Your goal:
Which lines have the string "name"? Copy all of them from the entries below.

Records for the exercise:
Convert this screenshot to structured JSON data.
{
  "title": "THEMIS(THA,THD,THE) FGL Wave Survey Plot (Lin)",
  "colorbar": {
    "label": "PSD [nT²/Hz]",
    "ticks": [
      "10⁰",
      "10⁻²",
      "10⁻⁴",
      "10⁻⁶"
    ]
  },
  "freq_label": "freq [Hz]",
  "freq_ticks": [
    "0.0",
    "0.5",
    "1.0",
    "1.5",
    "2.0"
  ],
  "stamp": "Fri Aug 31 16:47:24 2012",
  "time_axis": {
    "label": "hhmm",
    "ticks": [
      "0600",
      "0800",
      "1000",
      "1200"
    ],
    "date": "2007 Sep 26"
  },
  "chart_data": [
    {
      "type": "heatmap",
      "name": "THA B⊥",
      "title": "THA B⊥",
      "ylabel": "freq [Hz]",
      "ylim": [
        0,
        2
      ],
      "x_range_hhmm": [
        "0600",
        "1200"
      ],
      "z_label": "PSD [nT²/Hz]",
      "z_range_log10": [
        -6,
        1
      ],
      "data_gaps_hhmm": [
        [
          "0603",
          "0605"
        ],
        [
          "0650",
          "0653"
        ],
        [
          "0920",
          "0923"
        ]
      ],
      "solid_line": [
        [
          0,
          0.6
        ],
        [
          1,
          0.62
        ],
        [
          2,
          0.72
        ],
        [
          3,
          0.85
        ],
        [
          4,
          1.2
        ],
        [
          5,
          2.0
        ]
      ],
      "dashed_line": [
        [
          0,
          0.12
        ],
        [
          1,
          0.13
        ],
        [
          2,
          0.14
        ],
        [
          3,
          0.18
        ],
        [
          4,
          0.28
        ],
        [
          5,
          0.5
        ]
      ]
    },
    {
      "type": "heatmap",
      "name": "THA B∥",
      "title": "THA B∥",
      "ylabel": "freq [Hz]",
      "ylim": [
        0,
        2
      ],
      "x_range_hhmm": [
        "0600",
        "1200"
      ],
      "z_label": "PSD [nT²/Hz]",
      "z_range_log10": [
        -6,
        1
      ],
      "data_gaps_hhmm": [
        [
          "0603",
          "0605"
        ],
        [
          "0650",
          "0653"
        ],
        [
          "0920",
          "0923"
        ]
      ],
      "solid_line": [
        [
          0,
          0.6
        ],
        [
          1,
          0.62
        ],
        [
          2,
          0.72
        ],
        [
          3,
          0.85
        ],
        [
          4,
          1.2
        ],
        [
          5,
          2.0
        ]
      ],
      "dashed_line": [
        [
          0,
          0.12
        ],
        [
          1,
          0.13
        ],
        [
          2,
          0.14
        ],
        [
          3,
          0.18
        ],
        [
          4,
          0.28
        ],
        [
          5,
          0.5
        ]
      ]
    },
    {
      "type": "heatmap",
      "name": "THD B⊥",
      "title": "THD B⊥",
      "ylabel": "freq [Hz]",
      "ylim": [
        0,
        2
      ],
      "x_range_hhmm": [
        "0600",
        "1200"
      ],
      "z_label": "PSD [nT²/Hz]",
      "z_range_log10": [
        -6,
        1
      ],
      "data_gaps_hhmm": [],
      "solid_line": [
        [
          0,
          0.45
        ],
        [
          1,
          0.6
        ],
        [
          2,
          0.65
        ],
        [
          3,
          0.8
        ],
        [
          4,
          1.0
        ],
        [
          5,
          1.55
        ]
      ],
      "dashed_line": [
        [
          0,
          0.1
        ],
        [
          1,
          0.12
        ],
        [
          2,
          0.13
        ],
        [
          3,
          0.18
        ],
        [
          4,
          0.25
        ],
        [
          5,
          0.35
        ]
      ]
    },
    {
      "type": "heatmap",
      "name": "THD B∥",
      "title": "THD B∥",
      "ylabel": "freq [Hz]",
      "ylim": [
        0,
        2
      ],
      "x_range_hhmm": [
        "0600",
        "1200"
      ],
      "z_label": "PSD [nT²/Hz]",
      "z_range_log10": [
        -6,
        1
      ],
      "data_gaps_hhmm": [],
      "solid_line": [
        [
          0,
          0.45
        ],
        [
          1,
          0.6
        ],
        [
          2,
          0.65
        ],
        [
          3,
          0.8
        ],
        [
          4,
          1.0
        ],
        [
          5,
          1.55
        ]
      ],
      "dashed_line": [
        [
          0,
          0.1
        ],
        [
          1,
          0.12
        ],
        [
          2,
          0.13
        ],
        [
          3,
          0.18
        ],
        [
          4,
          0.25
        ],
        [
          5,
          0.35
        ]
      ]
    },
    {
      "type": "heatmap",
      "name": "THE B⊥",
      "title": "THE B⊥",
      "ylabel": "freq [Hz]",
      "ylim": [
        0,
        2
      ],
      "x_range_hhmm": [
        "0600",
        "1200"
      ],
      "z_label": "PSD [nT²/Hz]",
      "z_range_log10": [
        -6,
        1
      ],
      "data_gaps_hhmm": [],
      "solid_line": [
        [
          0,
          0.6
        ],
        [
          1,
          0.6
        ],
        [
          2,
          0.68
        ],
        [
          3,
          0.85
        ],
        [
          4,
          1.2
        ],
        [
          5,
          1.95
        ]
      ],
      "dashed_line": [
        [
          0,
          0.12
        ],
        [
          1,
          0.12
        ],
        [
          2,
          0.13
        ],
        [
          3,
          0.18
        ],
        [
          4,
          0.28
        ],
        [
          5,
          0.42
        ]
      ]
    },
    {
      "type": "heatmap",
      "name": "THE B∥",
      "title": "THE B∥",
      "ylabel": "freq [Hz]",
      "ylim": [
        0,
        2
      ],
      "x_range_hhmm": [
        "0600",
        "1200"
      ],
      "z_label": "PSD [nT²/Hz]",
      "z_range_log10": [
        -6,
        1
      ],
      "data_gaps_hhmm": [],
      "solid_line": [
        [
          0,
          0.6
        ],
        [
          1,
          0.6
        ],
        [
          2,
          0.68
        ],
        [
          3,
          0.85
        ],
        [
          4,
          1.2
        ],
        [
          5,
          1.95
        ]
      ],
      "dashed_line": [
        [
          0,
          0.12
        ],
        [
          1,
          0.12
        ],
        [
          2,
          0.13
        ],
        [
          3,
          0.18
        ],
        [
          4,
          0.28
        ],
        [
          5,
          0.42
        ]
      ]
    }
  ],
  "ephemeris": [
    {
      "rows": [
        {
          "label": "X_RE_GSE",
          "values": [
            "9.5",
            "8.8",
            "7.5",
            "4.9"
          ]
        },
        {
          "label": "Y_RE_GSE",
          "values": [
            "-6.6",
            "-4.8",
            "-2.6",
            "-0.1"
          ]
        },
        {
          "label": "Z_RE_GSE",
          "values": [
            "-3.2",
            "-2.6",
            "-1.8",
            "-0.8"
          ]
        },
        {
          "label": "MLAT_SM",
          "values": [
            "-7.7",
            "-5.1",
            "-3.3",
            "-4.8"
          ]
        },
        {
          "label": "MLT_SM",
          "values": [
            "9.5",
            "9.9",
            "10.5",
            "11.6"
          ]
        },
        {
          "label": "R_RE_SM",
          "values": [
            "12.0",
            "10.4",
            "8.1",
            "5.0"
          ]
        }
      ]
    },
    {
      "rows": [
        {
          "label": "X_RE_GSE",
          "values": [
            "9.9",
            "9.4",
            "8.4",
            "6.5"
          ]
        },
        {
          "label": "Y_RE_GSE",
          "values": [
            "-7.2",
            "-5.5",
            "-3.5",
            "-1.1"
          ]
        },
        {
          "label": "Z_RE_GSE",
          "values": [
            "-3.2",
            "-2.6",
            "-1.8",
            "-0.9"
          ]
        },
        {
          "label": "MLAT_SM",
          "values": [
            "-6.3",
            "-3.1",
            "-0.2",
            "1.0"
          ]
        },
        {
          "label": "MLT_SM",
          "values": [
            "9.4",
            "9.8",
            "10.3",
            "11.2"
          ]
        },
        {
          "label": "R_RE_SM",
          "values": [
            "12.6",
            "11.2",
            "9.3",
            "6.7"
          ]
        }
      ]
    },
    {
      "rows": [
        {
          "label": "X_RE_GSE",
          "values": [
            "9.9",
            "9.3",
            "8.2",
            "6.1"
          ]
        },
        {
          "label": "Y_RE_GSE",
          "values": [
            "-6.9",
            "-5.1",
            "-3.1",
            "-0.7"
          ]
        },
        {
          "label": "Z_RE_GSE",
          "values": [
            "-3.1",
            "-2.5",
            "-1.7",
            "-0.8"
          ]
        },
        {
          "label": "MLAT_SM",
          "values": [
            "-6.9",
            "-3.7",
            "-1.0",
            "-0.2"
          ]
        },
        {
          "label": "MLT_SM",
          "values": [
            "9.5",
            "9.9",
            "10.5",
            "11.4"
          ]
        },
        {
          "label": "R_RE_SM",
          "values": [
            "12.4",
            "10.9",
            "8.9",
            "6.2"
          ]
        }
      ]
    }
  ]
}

Response to the task:
      "name": "THA B⊥",
      "name": "THA B∥",
      "name": "THD B⊥",
      "name": "THD B∥",
      "name": "THE B⊥",
      "name": "THE B∥",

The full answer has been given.